WHAT TO DO -
Update the lines of every item below by replacing "outlier-point" with "data-point" and leaving everything else unchanged. Leave the pictures out of your answer.

Data listing -
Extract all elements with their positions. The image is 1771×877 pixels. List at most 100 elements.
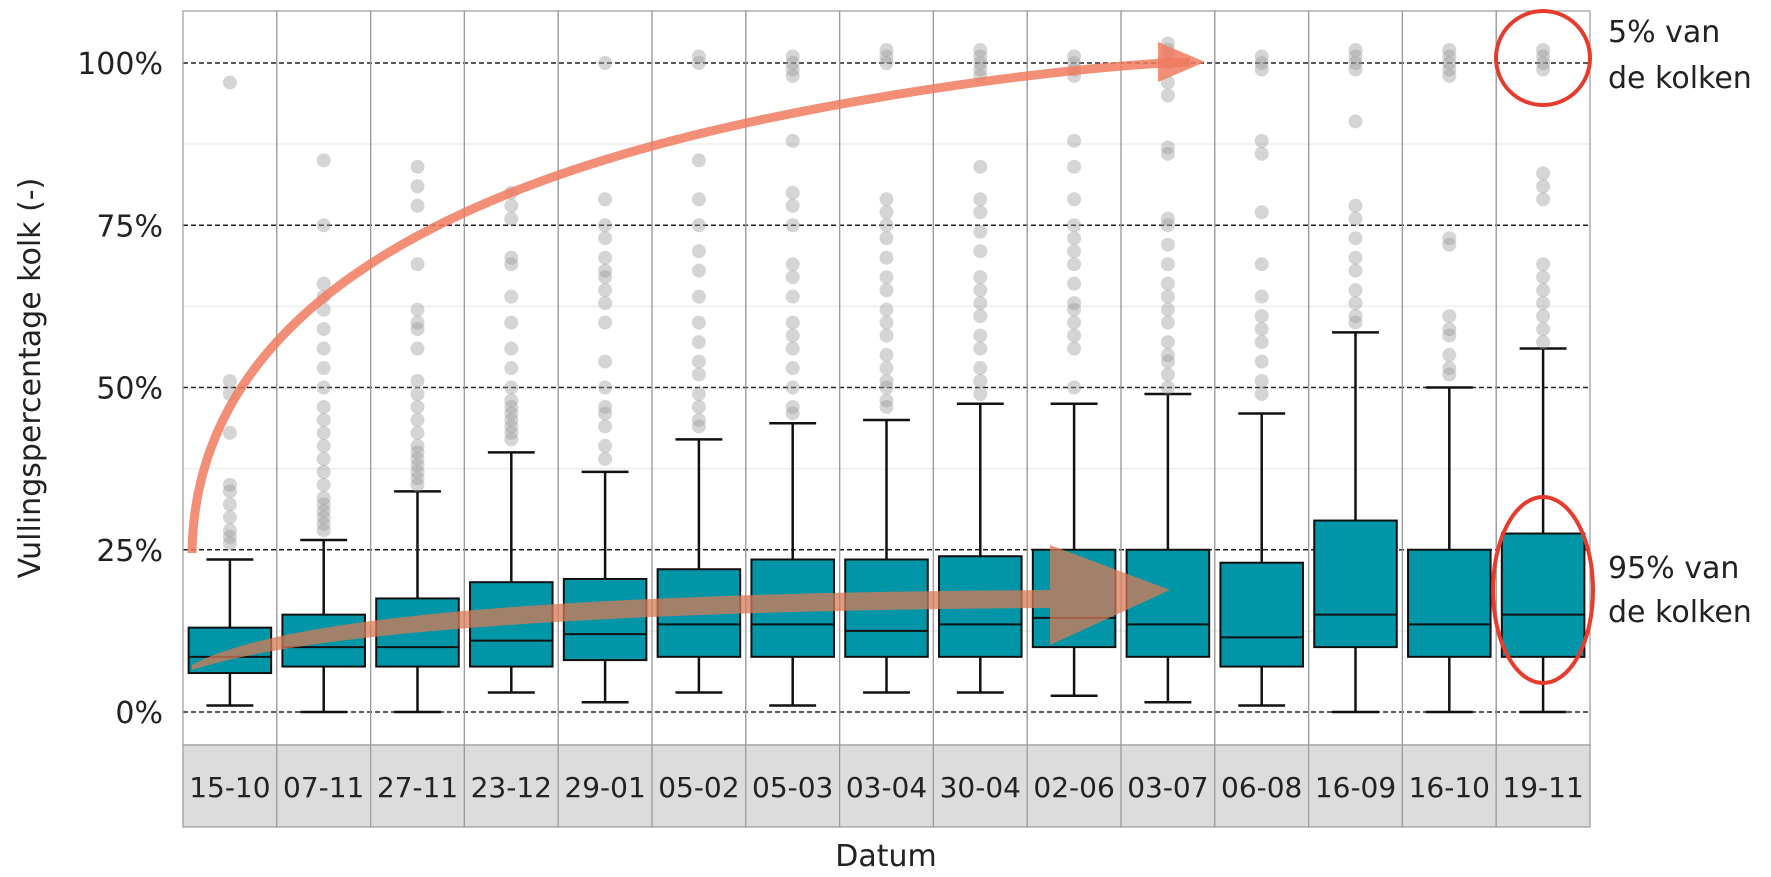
outlier-point: [973, 159, 988, 174]
outlier-point: [1160, 276, 1175, 291]
facet-strip: [1307, 744, 1403, 828]
outlier-point: [973, 296, 988, 311]
outlier-point: [785, 399, 800, 414]
outlier-point: [504, 250, 519, 265]
outlier-point: [785, 341, 800, 356]
outlier-point: [598, 231, 613, 246]
outlier-point: [316, 322, 331, 337]
outlier-point: [410, 386, 425, 401]
outlier-point: [1067, 302, 1082, 317]
outlier-point: [785, 289, 800, 304]
outlier-point: [1067, 296, 1082, 311]
facet-strip: [1401, 744, 1497, 828]
outlier-point: [1442, 309, 1457, 324]
outlier-point: [1348, 49, 1363, 64]
outlier-point: [598, 354, 613, 369]
outlier-point: [222, 523, 237, 538]
outlier-point: [316, 438, 331, 453]
outlier-point: [1348, 211, 1363, 226]
outlier-point: [1254, 289, 1269, 304]
outlier-point: [598, 56, 613, 70]
outlier-point: [598, 296, 613, 311]
outlier-point: [598, 315, 613, 330]
outlier-point: [879, 270, 894, 285]
outlier-point: [598, 451, 613, 466]
outlier-point: [1254, 257, 1269, 272]
outlier-point: [316, 412, 331, 427]
outlier-point: [1348, 283, 1363, 298]
outlier-point: [1067, 328, 1082, 343]
outlier-point: [973, 192, 988, 207]
outlier-point: [1536, 62, 1551, 77]
outlier-point: [785, 133, 800, 148]
outlier-point: [410, 451, 425, 466]
y-axis-ticks: 0% 25% 50% 75% 100%: [77, 47, 163, 731]
y-axis-title: Vullingspercentage kolk (-): [13, 178, 48, 579]
outlier-point: [410, 341, 425, 356]
outlier-point: [504, 432, 519, 447]
outlier-point: [785, 49, 800, 64]
outlier-point: [1536, 309, 1551, 324]
outlier-point: [1067, 341, 1082, 356]
outlier-point: [691, 354, 706, 369]
outlier-point: [1348, 56, 1363, 70]
outlier-point: [598, 270, 613, 285]
outlier-point: [316, 361, 331, 376]
facet-strip: [838, 744, 934, 828]
outlier-point: [691, 263, 706, 278]
outlier-point: [1442, 237, 1457, 252]
top-right-highlight-circle: [1494, 9, 1592, 107]
outlier-point: [1160, 257, 1175, 272]
outlier-point: [785, 185, 800, 200]
outlier-point: [973, 56, 988, 70]
outlier-point: [973, 270, 988, 285]
outlier-point: [973, 244, 988, 259]
outlier-point: [1160, 140, 1175, 155]
upper-arrowhead: [1158, 42, 1205, 82]
outlier-point: [222, 510, 237, 525]
outlier-point: [1536, 166, 1551, 181]
outlier-point: [1536, 270, 1551, 285]
outlier-point: [1442, 361, 1457, 376]
outlier-point: [1254, 335, 1269, 350]
iqr-box: [1407, 548, 1492, 658]
outlier-point: [1254, 322, 1269, 337]
outlier-point: [785, 257, 800, 272]
outlier-layer: [222, 36, 1551, 551]
outlier-point: [1348, 114, 1363, 129]
facet-strip: [463, 744, 559, 828]
outlier-point: [1348, 315, 1363, 330]
x-category-label: 05-02: [658, 771, 739, 804]
outlier-point: [410, 438, 425, 453]
outlier-point: [504, 380, 519, 395]
outlier-point: [1442, 56, 1457, 70]
outlier-point: [879, 348, 894, 363]
facet-strip: [1495, 744, 1591, 828]
outlier-point: [785, 315, 800, 330]
x-category-label: 05-03: [752, 771, 833, 804]
outlier-point: [879, 399, 894, 414]
outlier-point: [316, 153, 331, 168]
outlier-point: [222, 425, 237, 440]
outlier-point: [1160, 218, 1175, 233]
upper-curved-arrow: [187, 57, 1191, 554]
outlier-point: [1160, 211, 1175, 226]
outlier-point: [222, 484, 237, 499]
outlier-point: [1442, 231, 1457, 246]
outlier-point: [1442, 49, 1457, 64]
outlier-point: [785, 380, 800, 395]
outlier-point: [1536, 283, 1551, 298]
outlier-point: [879, 315, 894, 330]
outlier-point: [410, 399, 425, 414]
outlier-point: [316, 464, 331, 479]
x-category-label: 27-11: [377, 771, 458, 804]
outlier-point: [1160, 348, 1175, 363]
outlier-point: [1160, 146, 1175, 161]
outlier-point: [316, 516, 331, 531]
outlier-point: [504, 211, 519, 226]
outlier-point: [1254, 309, 1269, 324]
x-category-label: 07-11: [283, 771, 364, 804]
outlier-point: [785, 62, 800, 77]
outlier-point: [1254, 386, 1269, 401]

SOLUTION TO THE PROBLEM -
Extract all elements with their positions. The image is 1771×877 pixels. List at most 100 elements.
data-point: [973, 159, 988, 174]
data-point: [1160, 276, 1175, 291]
facet-strip: [1307, 744, 1403, 828]
data-point: [973, 296, 988, 311]
data-point: [785, 399, 800, 414]
data-point: [504, 250, 519, 265]
data-point: [785, 341, 800, 356]
data-point: [598, 231, 613, 246]
data-point: [316, 322, 331, 337]
data-point: [410, 386, 425, 401]
data-point: [1067, 302, 1082, 317]
data-point: [785, 289, 800, 304]
data-point: [1067, 296, 1082, 311]
facet-strip: [1401, 744, 1497, 828]
data-point: [1442, 309, 1457, 324]
data-point: [1348, 49, 1363, 64]
data-point: [598, 354, 613, 369]
data-point: [222, 523, 237, 538]
data-point: [316, 438, 331, 453]
data-point: [1348, 211, 1363, 226]
data-point: [1254, 289, 1269, 304]
data-point: [598, 56, 613, 70]
data-point: [598, 296, 613, 311]
data-point: [598, 315, 613, 330]
data-point: [879, 270, 894, 285]
data-point: [598, 451, 613, 466]
data-point: [1254, 257, 1269, 272]
data-point: [316, 412, 331, 427]
data-point: [1348, 283, 1363, 298]
data-point: [1067, 328, 1082, 343]
data-point: [973, 192, 988, 207]
data-point: [1536, 62, 1551, 77]
data-point: [785, 133, 800, 148]
data-point: [410, 451, 425, 466]
y-axis-ticks: 0% 25% 50% 75% 100%: [77, 47, 163, 731]
y-axis-title: Vullingspercentage kolk (-): [13, 178, 48, 579]
data-point: [410, 341, 425, 356]
data-point: [504, 432, 519, 447]
data-point: [785, 49, 800, 64]
data-point: [1536, 309, 1551, 324]
data-point: [1067, 341, 1082, 356]
data-point: [691, 354, 706, 369]
data-point: [1348, 56, 1363, 70]
data-point: [598, 270, 613, 285]
data-point: [316, 361, 331, 376]
facet-strip: [838, 744, 934, 828]
data-point: [691, 263, 706, 278]
data-point: [1442, 237, 1457, 252]
top-right-highlight-circle: [1494, 9, 1592, 107]
data-point: [1160, 257, 1175, 272]
data-point: [785, 185, 800, 200]
data-point: [973, 56, 988, 70]
data-point: [973, 270, 988, 285]
data-point: [973, 244, 988, 259]
data-point: [1160, 140, 1175, 155]
upper-arrowhead: [1158, 42, 1205, 82]
data-point: [222, 510, 237, 525]
data-point: [1536, 166, 1551, 181]
data-point: [1536, 270, 1551, 285]
data-point: [1442, 361, 1457, 376]
data-point: [1254, 335, 1269, 350]
iqr-box: [1407, 548, 1492, 658]
data-point: [1254, 322, 1269, 337]
data-point: [785, 257, 800, 272]
outlier-layer: [222, 36, 1551, 551]
data-point: [1348, 114, 1363, 129]
facet-strip: [463, 744, 559, 828]
data-point: [1348, 315, 1363, 330]
x-category-label: 05-02: [658, 771, 739, 804]
data-point: [410, 438, 425, 453]
data-point: [504, 380, 519, 395]
data-point: [1442, 56, 1457, 70]
data-point: [879, 348, 894, 363]
facet-strip: [1495, 744, 1591, 828]
data-point: [785, 315, 800, 330]
x-category-label: 05-03: [752, 771, 833, 804]
data-point: [879, 399, 894, 414]
data-point: [316, 153, 331, 168]
data-point: [222, 425, 237, 440]
data-point: [1160, 218, 1175, 233]
upper-curved-arrow: [187, 57, 1191, 554]
data-point: [1160, 211, 1175, 226]
data-point: [222, 484, 237, 499]
data-point: [1442, 231, 1457, 246]
data-point: [1442, 49, 1457, 64]
data-point: [785, 380, 800, 395]
data-point: [1536, 283, 1551, 298]
data-point: [879, 315, 894, 330]
data-point: [410, 399, 425, 414]
data-point: [316, 464, 331, 479]
x-category-label: 27-11: [377, 771, 458, 804]
data-point: [1160, 348, 1175, 363]
data-point: [1160, 146, 1175, 161]
data-point: [316, 516, 331, 531]
data-point: [504, 211, 519, 226]
data-point: [1254, 309, 1269, 324]
x-category-label: 07-11: [283, 771, 364, 804]
data-point: [785, 62, 800, 77]
data-point: [1254, 386, 1269, 401]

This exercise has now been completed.